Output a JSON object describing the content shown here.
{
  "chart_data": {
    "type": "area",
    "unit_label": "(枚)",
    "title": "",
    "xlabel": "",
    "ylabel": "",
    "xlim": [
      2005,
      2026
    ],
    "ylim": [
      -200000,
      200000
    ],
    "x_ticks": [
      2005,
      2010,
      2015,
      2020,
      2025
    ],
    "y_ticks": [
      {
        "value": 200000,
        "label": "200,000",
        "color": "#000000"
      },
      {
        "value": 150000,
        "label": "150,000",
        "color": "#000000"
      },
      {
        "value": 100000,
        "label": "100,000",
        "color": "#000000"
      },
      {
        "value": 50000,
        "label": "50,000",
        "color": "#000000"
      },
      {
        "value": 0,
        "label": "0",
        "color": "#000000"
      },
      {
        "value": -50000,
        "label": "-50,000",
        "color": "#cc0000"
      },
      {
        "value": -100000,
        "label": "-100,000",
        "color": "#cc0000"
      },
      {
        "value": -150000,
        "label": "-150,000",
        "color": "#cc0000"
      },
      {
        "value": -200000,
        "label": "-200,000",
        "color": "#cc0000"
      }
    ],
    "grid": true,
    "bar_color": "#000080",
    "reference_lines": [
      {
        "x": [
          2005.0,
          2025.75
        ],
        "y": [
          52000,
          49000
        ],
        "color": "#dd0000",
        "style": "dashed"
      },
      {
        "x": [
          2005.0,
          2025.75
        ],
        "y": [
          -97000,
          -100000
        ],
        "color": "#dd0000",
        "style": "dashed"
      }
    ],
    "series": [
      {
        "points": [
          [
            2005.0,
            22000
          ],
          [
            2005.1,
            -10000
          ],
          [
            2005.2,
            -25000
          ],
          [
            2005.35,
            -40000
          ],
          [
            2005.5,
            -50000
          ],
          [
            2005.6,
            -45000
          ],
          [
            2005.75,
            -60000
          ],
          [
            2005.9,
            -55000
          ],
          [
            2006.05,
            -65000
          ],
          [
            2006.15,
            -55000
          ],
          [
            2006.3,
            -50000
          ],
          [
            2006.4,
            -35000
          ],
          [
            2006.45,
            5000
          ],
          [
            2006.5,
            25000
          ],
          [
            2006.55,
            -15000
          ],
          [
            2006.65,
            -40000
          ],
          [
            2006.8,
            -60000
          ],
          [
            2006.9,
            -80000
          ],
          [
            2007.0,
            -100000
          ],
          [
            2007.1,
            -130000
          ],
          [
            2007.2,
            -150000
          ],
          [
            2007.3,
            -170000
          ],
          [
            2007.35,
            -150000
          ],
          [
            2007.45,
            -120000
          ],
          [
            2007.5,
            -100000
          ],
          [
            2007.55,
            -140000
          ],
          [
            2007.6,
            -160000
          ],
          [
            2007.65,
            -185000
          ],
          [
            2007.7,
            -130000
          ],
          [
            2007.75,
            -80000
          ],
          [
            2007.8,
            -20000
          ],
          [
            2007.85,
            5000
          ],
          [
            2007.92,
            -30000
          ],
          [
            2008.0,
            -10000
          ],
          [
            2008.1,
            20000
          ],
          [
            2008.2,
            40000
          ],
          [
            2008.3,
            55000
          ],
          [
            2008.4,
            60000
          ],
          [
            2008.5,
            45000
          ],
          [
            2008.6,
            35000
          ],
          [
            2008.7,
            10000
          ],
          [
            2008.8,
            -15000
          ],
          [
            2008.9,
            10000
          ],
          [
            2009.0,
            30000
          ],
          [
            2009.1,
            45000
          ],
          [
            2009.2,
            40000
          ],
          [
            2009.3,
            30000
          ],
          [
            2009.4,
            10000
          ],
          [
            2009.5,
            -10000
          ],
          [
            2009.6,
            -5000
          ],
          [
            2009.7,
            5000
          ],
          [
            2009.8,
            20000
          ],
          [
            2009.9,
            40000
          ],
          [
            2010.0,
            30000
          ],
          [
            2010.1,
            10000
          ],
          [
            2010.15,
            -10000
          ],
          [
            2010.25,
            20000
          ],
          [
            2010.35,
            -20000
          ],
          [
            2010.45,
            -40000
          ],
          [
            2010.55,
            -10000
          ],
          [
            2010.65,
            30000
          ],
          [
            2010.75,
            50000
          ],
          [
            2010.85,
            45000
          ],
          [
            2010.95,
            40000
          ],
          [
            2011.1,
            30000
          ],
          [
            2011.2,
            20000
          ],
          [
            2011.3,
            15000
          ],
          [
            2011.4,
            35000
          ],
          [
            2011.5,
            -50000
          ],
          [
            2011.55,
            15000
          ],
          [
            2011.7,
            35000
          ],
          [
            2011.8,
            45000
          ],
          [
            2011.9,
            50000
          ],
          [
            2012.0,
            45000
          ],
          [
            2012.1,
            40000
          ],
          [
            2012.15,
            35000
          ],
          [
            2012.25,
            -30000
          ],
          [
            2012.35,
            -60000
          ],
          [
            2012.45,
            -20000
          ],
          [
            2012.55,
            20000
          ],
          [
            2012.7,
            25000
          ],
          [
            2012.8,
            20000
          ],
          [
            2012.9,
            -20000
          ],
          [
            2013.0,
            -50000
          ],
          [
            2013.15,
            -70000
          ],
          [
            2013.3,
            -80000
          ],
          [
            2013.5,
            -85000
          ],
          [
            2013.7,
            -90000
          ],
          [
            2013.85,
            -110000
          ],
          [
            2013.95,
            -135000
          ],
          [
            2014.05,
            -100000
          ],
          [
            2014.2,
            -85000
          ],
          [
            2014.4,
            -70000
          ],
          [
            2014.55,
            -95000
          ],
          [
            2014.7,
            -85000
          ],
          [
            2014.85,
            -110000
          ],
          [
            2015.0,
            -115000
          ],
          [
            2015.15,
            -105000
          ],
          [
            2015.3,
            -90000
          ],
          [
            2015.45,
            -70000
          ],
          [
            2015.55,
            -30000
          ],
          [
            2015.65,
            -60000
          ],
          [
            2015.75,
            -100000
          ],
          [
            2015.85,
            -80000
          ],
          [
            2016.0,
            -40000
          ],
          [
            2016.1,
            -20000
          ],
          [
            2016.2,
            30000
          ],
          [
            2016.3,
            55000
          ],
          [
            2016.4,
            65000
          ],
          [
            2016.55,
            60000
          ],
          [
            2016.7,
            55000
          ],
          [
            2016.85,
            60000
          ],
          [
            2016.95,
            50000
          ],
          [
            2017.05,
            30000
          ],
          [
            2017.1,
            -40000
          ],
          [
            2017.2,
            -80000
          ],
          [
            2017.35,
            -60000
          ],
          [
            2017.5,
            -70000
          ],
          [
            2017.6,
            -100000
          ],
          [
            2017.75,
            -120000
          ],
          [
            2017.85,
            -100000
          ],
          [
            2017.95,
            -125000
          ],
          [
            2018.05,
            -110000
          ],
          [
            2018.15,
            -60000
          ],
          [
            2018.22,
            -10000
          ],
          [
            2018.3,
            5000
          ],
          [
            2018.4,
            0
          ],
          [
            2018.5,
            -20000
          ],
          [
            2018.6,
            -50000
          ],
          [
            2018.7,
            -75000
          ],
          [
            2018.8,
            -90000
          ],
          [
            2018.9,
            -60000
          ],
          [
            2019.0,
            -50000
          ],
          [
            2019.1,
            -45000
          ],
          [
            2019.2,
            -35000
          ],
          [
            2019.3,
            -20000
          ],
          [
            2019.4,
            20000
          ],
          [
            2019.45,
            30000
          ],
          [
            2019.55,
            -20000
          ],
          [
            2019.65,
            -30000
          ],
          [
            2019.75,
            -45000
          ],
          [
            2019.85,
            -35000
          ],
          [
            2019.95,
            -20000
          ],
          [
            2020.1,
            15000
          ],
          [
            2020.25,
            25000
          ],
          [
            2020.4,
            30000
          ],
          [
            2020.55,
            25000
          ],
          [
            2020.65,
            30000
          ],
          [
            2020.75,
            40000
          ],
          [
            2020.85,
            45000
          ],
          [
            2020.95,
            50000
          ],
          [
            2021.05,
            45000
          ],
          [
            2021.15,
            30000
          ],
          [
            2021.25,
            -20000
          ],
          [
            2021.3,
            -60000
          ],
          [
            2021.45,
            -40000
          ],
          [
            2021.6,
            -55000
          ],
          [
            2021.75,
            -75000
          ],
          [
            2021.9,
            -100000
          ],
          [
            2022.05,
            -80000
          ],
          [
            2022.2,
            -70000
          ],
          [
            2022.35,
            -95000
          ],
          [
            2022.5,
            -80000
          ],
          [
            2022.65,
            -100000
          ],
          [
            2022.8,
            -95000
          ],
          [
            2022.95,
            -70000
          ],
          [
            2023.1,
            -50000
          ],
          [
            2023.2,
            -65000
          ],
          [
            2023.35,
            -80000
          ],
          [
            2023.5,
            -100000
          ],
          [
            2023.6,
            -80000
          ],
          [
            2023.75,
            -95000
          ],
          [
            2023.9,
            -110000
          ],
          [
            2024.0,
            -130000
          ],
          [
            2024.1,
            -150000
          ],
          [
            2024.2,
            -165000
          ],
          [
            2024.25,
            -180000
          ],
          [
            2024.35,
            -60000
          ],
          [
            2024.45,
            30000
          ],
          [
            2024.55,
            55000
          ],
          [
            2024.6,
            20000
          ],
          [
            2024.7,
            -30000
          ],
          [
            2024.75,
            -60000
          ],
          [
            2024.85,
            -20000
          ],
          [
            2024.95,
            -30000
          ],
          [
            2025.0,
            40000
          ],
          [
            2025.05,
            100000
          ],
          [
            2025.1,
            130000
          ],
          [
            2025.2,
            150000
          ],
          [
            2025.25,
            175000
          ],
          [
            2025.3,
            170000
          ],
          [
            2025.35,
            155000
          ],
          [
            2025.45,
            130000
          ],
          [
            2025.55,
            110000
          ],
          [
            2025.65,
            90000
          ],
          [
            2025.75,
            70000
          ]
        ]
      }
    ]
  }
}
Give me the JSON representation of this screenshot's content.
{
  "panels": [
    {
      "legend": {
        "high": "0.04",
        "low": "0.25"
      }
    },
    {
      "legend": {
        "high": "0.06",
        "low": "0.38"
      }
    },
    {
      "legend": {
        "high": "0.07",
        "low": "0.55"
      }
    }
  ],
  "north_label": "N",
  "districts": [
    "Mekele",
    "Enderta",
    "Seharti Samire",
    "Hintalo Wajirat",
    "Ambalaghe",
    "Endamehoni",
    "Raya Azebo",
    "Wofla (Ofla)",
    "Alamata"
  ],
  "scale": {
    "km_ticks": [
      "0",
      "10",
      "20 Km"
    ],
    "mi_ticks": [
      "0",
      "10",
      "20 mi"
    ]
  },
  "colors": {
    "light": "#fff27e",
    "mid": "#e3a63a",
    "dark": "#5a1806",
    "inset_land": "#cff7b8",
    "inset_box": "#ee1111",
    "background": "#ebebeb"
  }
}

What needs to be done - Lines that include the word "value" are to be extracted from the data above.

Solution for this exercise -
        "value": 200000,
        "value": 150000,
        "value": 100000,
        "value": 50000,
        "value": 0,
        "value": -50000,
        "value": -100000,
        "value": -150000,
        "value": -200000,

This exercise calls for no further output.